* EXTRACTED MATERIAL *

+---+

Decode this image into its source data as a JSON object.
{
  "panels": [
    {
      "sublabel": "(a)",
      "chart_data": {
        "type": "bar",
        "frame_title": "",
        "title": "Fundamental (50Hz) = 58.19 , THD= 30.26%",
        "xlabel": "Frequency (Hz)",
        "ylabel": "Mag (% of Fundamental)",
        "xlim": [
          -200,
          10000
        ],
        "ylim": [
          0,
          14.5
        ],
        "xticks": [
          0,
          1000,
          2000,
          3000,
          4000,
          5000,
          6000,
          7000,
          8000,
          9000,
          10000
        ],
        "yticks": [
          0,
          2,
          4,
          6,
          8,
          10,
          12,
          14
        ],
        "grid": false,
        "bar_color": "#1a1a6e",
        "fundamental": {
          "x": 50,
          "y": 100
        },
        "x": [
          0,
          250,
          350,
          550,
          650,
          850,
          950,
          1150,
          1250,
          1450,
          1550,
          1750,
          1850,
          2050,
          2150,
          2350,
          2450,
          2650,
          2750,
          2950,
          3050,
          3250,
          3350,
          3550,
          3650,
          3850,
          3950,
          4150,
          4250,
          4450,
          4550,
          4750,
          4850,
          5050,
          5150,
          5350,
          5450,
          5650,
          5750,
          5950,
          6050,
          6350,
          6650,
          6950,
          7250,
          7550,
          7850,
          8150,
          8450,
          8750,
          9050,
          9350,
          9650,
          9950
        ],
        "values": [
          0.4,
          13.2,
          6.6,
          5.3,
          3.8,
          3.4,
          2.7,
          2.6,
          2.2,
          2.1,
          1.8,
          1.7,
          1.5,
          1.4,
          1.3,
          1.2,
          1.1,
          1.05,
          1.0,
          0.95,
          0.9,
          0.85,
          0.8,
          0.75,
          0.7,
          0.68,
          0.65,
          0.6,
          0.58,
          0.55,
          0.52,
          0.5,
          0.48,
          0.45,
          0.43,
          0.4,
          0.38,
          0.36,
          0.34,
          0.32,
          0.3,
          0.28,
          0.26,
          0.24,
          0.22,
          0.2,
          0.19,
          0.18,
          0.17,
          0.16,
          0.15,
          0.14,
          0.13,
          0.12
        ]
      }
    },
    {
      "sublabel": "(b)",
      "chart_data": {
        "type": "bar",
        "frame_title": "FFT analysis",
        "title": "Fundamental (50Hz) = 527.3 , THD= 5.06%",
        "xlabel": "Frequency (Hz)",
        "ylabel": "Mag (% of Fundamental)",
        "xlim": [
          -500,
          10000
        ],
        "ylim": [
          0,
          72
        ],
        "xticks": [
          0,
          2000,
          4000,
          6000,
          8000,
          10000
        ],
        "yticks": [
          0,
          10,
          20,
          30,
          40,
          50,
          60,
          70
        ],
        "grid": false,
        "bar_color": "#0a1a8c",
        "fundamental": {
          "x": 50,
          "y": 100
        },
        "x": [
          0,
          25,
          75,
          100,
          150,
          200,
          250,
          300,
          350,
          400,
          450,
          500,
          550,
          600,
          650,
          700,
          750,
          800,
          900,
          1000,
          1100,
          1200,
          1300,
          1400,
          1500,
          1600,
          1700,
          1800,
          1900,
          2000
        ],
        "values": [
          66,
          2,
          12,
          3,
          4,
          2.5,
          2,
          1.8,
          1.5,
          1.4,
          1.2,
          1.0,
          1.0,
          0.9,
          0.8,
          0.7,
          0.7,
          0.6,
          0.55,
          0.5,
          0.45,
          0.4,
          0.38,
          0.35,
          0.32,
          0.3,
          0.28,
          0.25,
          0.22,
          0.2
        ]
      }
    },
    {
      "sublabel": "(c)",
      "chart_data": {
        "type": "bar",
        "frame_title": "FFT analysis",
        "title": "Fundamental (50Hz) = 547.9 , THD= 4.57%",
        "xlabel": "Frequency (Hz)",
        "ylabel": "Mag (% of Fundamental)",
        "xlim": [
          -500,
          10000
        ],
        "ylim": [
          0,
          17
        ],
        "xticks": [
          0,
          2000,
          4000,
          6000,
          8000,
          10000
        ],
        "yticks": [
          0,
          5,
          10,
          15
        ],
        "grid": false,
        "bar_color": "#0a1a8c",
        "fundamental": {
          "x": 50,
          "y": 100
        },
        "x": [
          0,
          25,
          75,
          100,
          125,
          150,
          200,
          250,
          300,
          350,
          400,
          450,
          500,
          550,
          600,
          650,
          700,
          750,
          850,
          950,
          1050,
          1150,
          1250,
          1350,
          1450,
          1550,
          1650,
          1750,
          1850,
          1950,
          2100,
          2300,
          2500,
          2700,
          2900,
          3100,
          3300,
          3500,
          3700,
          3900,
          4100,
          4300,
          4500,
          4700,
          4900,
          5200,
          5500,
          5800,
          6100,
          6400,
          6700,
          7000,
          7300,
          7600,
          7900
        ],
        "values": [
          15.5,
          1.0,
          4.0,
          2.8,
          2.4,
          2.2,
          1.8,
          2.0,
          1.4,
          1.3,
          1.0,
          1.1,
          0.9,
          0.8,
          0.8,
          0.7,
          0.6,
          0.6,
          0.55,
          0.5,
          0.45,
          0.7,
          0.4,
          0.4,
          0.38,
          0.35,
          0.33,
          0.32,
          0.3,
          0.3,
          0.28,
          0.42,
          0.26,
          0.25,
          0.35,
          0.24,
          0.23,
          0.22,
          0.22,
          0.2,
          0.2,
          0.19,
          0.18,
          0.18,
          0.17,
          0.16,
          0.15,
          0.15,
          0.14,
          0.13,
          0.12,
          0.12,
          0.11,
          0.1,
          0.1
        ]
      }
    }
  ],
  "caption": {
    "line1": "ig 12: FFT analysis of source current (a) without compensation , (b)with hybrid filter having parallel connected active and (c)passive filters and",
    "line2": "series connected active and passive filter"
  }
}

+---+

* AIM OF THE TASK *
Reproduce the full listing word for word.

* TASK RESPONSE *
Decode this image into its source data as a JSON object.
{
  "panels": [
    {
      "sublabel": "(a)",
      "chart_data": {
        "type": "bar",
        "frame_title": "",
        "title": "Fundamental (50Hz) = 58.19 , THD= 30.26%",
        "xlabel": "Frequency (Hz)",
        "ylabel": "Mag (% of Fundamental)",
        "xlim": [
          -200,
          10000
        ],
        "ylim": [
          0,
          14.5
        ],
        "xticks": [
          0,
          1000,
          2000,
          3000,
          4000,
          5000,
          6000,
          7000,
          8000,
          9000,
          10000
        ],
        "yticks": [
          0,
          2,
          4,
          6,
          8,
          10,
          12,
          14
        ],
        "grid": false,
        "bar_color": "#1a1a6e",
        "fundamental": {
          "x": 50,
          "y": 100
        },
        "x": [
          0,
          250,
          350,
          550,
          650,
          850,
          950,
          1150,
          1250,
          1450,
          1550,
          1750,
          1850,
          2050,
          2150,
          2350,
          2450,
          2650,
          2750,
          2950,
          3050,
          3250,
          3350,
          3550,
          3650,
          3850,
          3950,
          4150,
          4250,
          4450,
          4550,
          4750,
          4850,
          5050,
          5150,
          5350,
          5450,
          5650,
          5750,
          5950,
          6050,
          6350,
          6650,
          6950,
          7250,
          7550,
          7850,
          8150,
          8450,
          8750,
          9050,
          9350,
          9650,
          9950
        ],
        "values": [
          0.4,
          13.2,
          6.6,
          5.3,
          3.8,
          3.4,
          2.7,
          2.6,
          2.2,
          2.1,
          1.8,
          1.7,
          1.5,
          1.4,
          1.3,
          1.2,
          1.1,
          1.05,
          1.0,
          0.95,
          0.9,
          0.85,
          0.8,
          0.75,
          0.7,
          0.68,
          0.65,
          0.6,
          0.58,
          0.55,
          0.52,
          0.5,
          0.48,
          0.45,
          0.43,
          0.4,
          0.38,
          0.36,
          0.34,
          0.32,
          0.3,
          0.28,
          0.26,
          0.24,
          0.22,
          0.2,
          0.19,
          0.18,
          0.17,
          0.16,
          0.15,
          0.14,
          0.13,
          0.12
        ]
      }
    },
    {
      "sublabel": "(b)",
      "chart_data": {
        "type": "bar",
        "frame_title": "FFT analysis",
        "title": "Fundamental (50Hz) = 527.3 , THD= 5.06%",
        "xlabel": "Frequency (Hz)",
        "ylabel": "Mag (% of Fundamental)",
        "xlim": [
          -500,
          10000
        ],
        "ylim": [
          0,
          72
        ],
        "xticks": [
          0,
          2000,
          4000,
          6000,
          8000,
          10000
        ],
        "yticks": [
          0,
          10,
          20,
          30,
          40,
          50,
          60,
          70
        ],
        "grid": false,
        "bar_color": "#0a1a8c",
        "fundamental": {
          "x": 50,
          "y": 100
        },
        "x": [
          0,
          25,
          75,
          100,
          150,
          200,
          250,
          300,
          350,
          400,
          450,
          500,
          550,
          600,
          650,
          700,
          750,
          800,
          900,
          1000,
          1100,
          1200,
          1300,
          1400,
          1500,
          1600,
          1700,
          1800,
          1900,
          2000
        ],
        "values": [
          66,
          2,
          12,
          3,
          4,
          2.5,
          2,
          1.8,
          1.5,
          1.4,
          1.2,
          1.0,
          1.0,
          0.9,
          0.8,
          0.7,
          0.7,
          0.6,
          0.55,
          0.5,
          0.45,
          0.4,
          0.38,
          0.35,
          0.32,
          0.3,
          0.28,
          0.25,
          0.22,
          0.2
        ]
      }
    },
    {
      "sublabel": "(c)",
      "chart_data": {
        "type": "bar",
        "frame_title": "FFT analysis",
        "title": "Fundamental (50Hz) = 547.9 , THD= 4.57%",
        "xlabel": "Frequency (Hz)",
        "ylabel": "Mag (% of Fundamental)",
        "xlim": [
          -500,
          10000
        ],
        "ylim": [
          0,
          17
        ],
        "xticks": [
          0,
          2000,
          4000,
          6000,
          8000,
          10000
        ],
        "yticks": [
          0,
          5,
          10,
          15
        ],
        "grid": false,
        "bar_color": "#0a1a8c",
        "fundamental": {
          "x": 50,
          "y": 100
        },
        "x": [
          0,
          25,
          75,
          100,
          125,
          150,
          200,
          250,
          300,
          350,
          400,
          450,
          500,
          550,
          600,
          650,
          700,
          750,
          850,
          950,
          1050,
          1150,
          1250,
          1350,
          1450,
          1550,
          1650,
          1750,
          1850,
          1950,
          2100,
          2300,
          2500,
          2700,
          2900,
          3100,
          3300,
          3500,
          3700,
          3900,
          4100,
          4300,
          4500,
          4700,
          4900,
          5200,
          5500,
          5800,
          6100,
          6400,
          6700,
          7000,
          7300,
          7600,
          7900
        ],
        "values": [
          15.5,
          1.0,
          4.0,
          2.8,
          2.4,
          2.2,
          1.8,
          2.0,
          1.4,
          1.3,
          1.0,
          1.1,
          0.9,
          0.8,
          0.8,
          0.7,
          0.6,
          0.6,
          0.55,
          0.5,
          0.45,
          0.7,
          0.4,
          0.4,
          0.38,
          0.35,
          0.33,
          0.32,
          0.3,
          0.3,
          0.28,
          0.42,
          0.26,
          0.25,
          0.35,
          0.24,
          0.23,
          0.22,
          0.22,
          0.2,
          0.2,
          0.19,
          0.18,
          0.18,
          0.17,
          0.16,
          0.15,
          0.15,
          0.14,
          0.13,
          0.12,
          0.12,
          0.11,
          0.1,
          0.1
        ]
      }
    }
  ],
  "caption": {
    "line1": "ig 12: FFT analysis of source current (a) without compensation , (b)with hybrid filter having parallel connected active and (c)passive filters and",
    "line2": "series connected active and passive filter"
  }
}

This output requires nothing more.